Exercise instructions> Transcribe the full listing below exactly.

+-------+

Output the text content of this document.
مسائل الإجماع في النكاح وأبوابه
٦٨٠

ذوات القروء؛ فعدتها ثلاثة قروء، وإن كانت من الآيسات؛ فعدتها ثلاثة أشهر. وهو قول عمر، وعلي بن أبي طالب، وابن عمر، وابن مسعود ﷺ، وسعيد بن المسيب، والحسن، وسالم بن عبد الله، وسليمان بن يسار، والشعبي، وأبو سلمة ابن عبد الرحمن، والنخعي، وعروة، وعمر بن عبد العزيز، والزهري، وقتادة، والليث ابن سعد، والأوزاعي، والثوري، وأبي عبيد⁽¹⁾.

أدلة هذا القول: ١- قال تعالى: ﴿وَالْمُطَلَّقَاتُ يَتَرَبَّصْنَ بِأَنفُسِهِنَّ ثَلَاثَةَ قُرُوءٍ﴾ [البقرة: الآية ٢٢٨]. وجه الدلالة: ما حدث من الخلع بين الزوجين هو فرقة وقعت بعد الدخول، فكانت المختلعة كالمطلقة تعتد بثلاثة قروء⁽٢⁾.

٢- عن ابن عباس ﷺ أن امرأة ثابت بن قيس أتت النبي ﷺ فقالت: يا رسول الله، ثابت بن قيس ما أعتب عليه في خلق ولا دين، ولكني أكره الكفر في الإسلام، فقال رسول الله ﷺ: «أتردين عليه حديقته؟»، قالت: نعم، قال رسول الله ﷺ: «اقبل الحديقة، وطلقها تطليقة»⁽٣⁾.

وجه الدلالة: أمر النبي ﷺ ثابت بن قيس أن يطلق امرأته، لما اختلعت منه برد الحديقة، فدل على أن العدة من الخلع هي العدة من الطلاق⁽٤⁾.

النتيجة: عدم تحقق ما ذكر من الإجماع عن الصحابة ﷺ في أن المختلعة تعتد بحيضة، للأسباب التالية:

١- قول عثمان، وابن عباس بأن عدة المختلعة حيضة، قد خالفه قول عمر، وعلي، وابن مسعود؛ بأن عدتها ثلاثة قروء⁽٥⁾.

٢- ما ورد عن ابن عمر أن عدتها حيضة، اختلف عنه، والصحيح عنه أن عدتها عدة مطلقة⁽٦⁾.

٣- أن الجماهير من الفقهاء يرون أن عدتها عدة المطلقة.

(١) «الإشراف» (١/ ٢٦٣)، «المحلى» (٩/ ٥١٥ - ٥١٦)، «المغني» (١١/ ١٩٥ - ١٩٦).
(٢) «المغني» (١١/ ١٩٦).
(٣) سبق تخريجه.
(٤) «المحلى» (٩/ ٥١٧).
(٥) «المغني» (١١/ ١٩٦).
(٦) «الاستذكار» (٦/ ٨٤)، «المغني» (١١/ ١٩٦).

+-------+

Answer to this problem>
Output the text content of this document.
مسائل الإجماع في النكاح وأبوابه
٦٨٠

ذوات القروء؛ فعدتها ثلاثة قروء، وإن كانت من الآيسات؛ فعدتها ثلاثة أشهر. وهو قول عمر، وعلي بن أبي طالب، وابن عمر، وابن مسعود ﷺ، وسعيد بن المسيب، والحسن، وسالم بن عبد الله، وسليمان بن يسار، والشعبي، وأبو سلمة ابن عبد الرحمن، والنخعي، وعروة، وعمر بن عبد العزيز، والزهري، وقتادة، والليث ابن سعد، والأوزاعي، والثوري، وأبي عبيد⁽¹⁾.

أدلة هذا القول: ١- قال تعالى: ﴿وَالْمُطَلَّقَاتُ يَتَرَبَّصْنَ بِأَنفُسِهِنَّ ثَلَاثَةَ قُرُوءٍ﴾ [البقرة: الآية ٢٢٨]. وجه الدلالة: ما حدث من الخلع بين الزوجين هو فرقة وقعت بعد الدخول، فكانت المختلعة كالمطلقة تعتد بثلاثة قروء⁽٢⁾.

٢- عن ابن عباس ﷺ أن امرأة ثابت بن قيس أتت النبي ﷺ فقالت: يا رسول الله، ثابت بن قيس ما أعتب عليه في خلق ولا دين، ولكني أكره الكفر في الإسلام، فقال رسول الله ﷺ: «أتردين عليه حديقته؟»، قالت: نعم، قال رسول الله ﷺ: «اقبل الحديقة، وطلقها تطليقة»⁽٣⁾.

وجه الدلالة: أمر النبي ﷺ ثابت بن قيس أن يطلق امرأته، لما اختلعت منه برد الحديقة، فدل على أن العدة من الخلع هي العدة من الطلاق⁽٤⁾.

النتيجة: عدم تحقق ما ذكر من الإجماع عن الصحابة ﷺ في أن المختلعة تعتد بحيضة، للأسباب التالية:

١- قول عثمان، وابن عباس بأن عدة المختلعة حيضة، قد خالفه قول عمر، وعلي، وابن مسعود؛ بأن عدتها ثلاثة قروء⁽٥⁾.

٢- ما ورد عن ابن عمر أن عدتها حيضة، اختلف عنه، والصحيح عنه أن عدتها عدة مطلقة⁽٦⁾.

٣- أن الجماهير من الفقهاء يرون أن عدتها عدة المطلقة.

(١) «الإشراف» (١/ ٢٦٣)، «المحلى» (٩/ ٥١٥ - ٥١٦)، «المغني» (١١/ ١٩٥ - ١٩٦).
(٢) «المغني» (١١/ ١٩٦).
(٣) سبق تخريجه.
(٤) «المحلى» (٩/ ٥١٧).
(٥) «المغني» (١١/ ١٩٦).
(٦) «الاستذكار» (٦/ ٨٤)، «المغني» (١١/ ١٩٦).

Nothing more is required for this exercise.